REQUIRED TASK: Set down each line of the material that follows, exactly, with no pictures.

SUPPLIED DATA:
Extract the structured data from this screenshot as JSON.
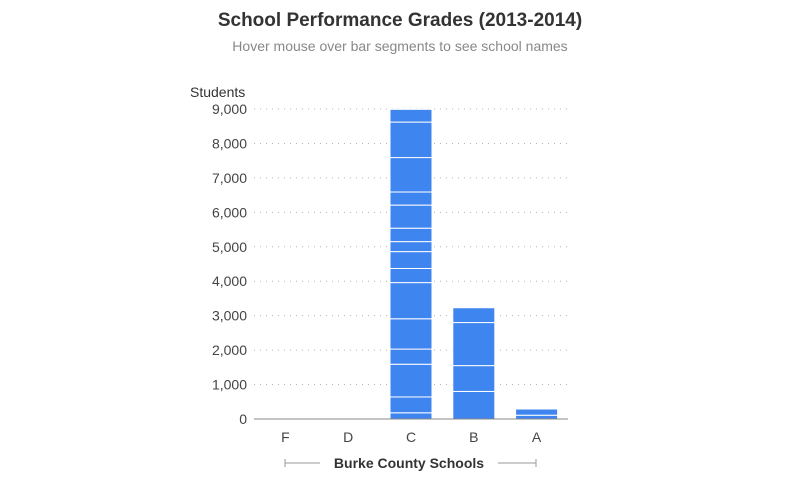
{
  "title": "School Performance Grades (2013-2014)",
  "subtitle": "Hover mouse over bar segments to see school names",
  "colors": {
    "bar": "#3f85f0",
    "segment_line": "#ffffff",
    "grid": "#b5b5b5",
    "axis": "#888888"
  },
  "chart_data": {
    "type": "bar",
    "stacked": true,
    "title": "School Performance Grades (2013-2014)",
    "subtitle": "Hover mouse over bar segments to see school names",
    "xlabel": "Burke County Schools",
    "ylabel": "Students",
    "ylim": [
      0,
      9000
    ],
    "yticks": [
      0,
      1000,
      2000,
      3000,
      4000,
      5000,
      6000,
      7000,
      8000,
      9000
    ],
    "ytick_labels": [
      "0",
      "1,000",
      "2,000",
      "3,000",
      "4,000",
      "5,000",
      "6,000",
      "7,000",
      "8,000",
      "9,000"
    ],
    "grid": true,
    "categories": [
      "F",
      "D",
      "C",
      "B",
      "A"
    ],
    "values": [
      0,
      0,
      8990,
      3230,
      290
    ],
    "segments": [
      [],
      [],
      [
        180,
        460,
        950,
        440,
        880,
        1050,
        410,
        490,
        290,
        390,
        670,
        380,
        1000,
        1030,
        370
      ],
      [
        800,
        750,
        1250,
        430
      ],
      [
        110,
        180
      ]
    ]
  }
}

SOLUTION FOR THIS PROBLEM:
Extract the structured data from this screenshot as JSON.
{
  "title": "School Performance Grades (2013-2014)",
  "subtitle": "Hover mouse over bar segments to see school names",
  "colors": {
    "bar": "#3f85f0",
    "segment_line": "#ffffff",
    "grid": "#b5b5b5",
    "axis": "#888888"
  },
  "chart_data": {
    "type": "bar",
    "stacked": true,
    "title": "School Performance Grades (2013-2014)",
    "subtitle": "Hover mouse over bar segments to see school names",
    "xlabel": "Burke County Schools",
    "ylabel": "Students",
    "ylim": [
      0,
      9000
    ],
    "yticks": [
      0,
      1000,
      2000,
      3000,
      4000,
      5000,
      6000,
      7000,
      8000,
      9000
    ],
    "ytick_labels": [
      "0",
      "1,000",
      "2,000",
      "3,000",
      "4,000",
      "5,000",
      "6,000",
      "7,000",
      "8,000",
      "9,000"
    ],
    "grid": true,
    "categories": [
      "F",
      "D",
      "C",
      "B",
      "A"
    ],
    "values": [
      0,
      0,
      8990,
      3230,
      290
    ],
    "segments": [
      [],
      [],
      [
        180,
        460,
        950,
        440,
        880,
        1050,
        410,
        490,
        290,
        390,
        670,
        380,
        1000,
        1030,
        370
      ],
      [
        800,
        750,
        1250,
        430
      ],
      [
        110,
        180
      ]
    ]
  }
}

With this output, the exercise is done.